Set exercise -
Extract every record, exactly as written, and ignore the pictures.

Data supplied -
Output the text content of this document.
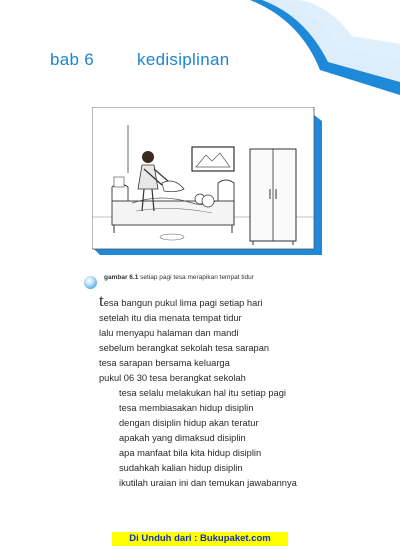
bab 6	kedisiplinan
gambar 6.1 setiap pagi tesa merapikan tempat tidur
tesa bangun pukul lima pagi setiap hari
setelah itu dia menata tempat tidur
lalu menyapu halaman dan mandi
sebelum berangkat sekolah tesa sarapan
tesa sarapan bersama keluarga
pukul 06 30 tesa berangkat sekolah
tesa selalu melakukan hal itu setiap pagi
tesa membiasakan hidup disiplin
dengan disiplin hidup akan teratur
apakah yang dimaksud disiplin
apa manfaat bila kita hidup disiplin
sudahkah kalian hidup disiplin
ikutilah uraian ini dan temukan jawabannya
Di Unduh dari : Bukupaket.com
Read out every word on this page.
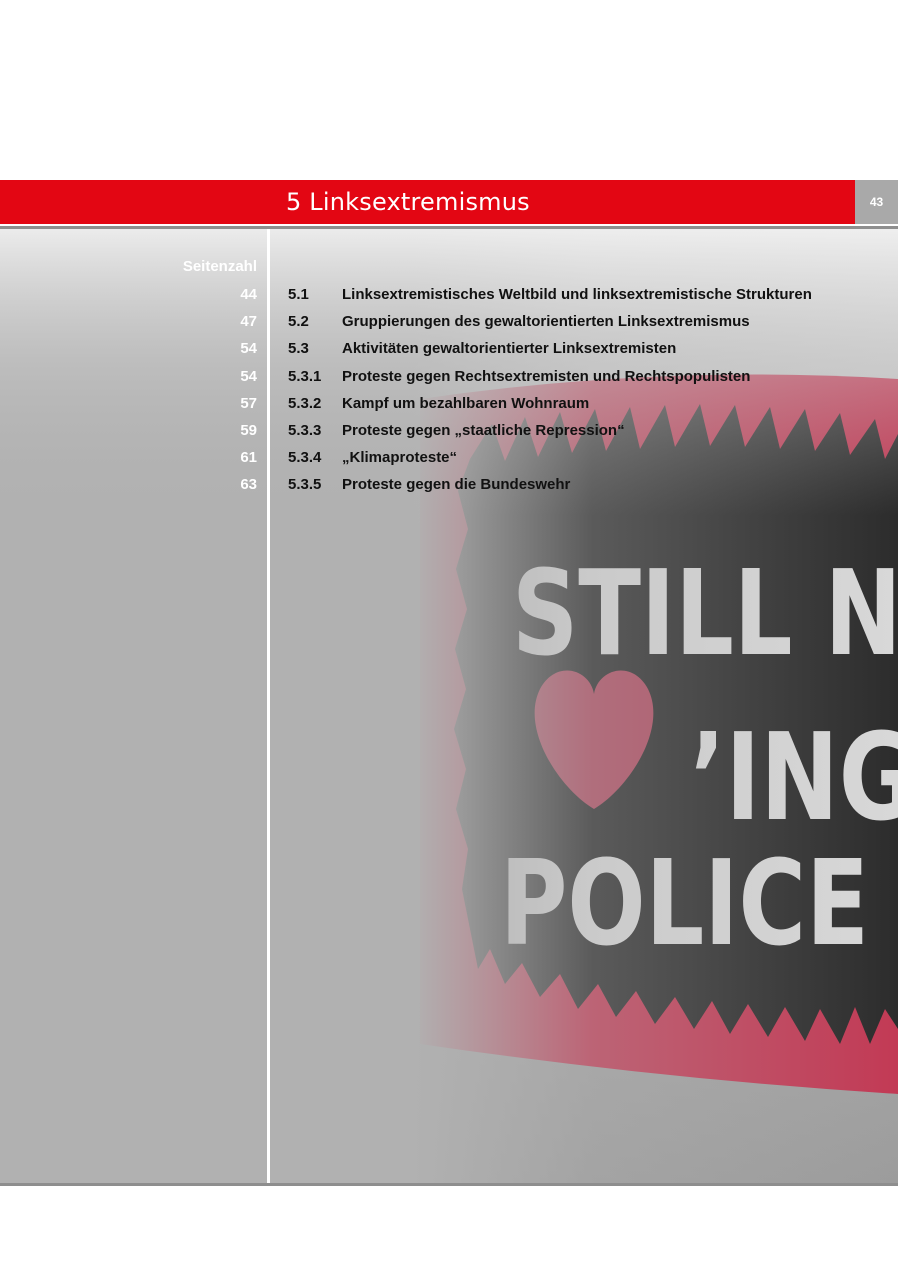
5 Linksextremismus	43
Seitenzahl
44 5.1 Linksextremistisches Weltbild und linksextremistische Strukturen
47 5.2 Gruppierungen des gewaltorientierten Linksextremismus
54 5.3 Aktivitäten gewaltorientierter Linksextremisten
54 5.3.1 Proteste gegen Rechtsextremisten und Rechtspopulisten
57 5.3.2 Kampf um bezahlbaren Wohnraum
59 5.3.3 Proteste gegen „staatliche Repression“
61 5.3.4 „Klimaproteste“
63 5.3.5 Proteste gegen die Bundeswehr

Task result -
Output the text content of this document.
bab 6	kedisiplinan
gambar 6.1 setiap pagi tesa merapikan tempat tidur
tesa bangun pukul lima pagi setiap hari
setelah itu dia menata tempat tidur
lalu menyapu halaman dan mandi
sebelum berangkat sekolah tesa sarapan
tesa sarapan bersama keluarga
pukul 06 30 tesa berangkat sekolah
tesa selalu melakukan hal itu setiap pagi
tesa membiasakan hidup disiplin
dengan disiplin hidup akan teratur
apakah yang dimaksud disiplin
apa manfaat bila kita hidup disiplin
sudahkah kalian hidup disiplin
ikutilah uraian ini dan temukan jawabannya
Di Unduh dari : Bukupaket.com
Read out every word on this page.
5 Linksextremismus	43
Seitenzahl
44 5.1 Linksextremistisches Weltbild und linksextremistische Strukturen
47 5.2 Gruppierungen des gewaltorientierten Linksextremismus
54 5.3 Aktivitäten gewaltorientierter Linksextremisten
54 5.3.1 Proteste gegen Rechtsextremisten und Rechtspopulisten
57 5.3.2 Kampf um bezahlbaren Wohnraum
59 5.3.3 Proteste gegen „staatliche Repression“
61 5.3.4 „Klimaproteste“
63 5.3.5 Proteste gegen die Bundeswehr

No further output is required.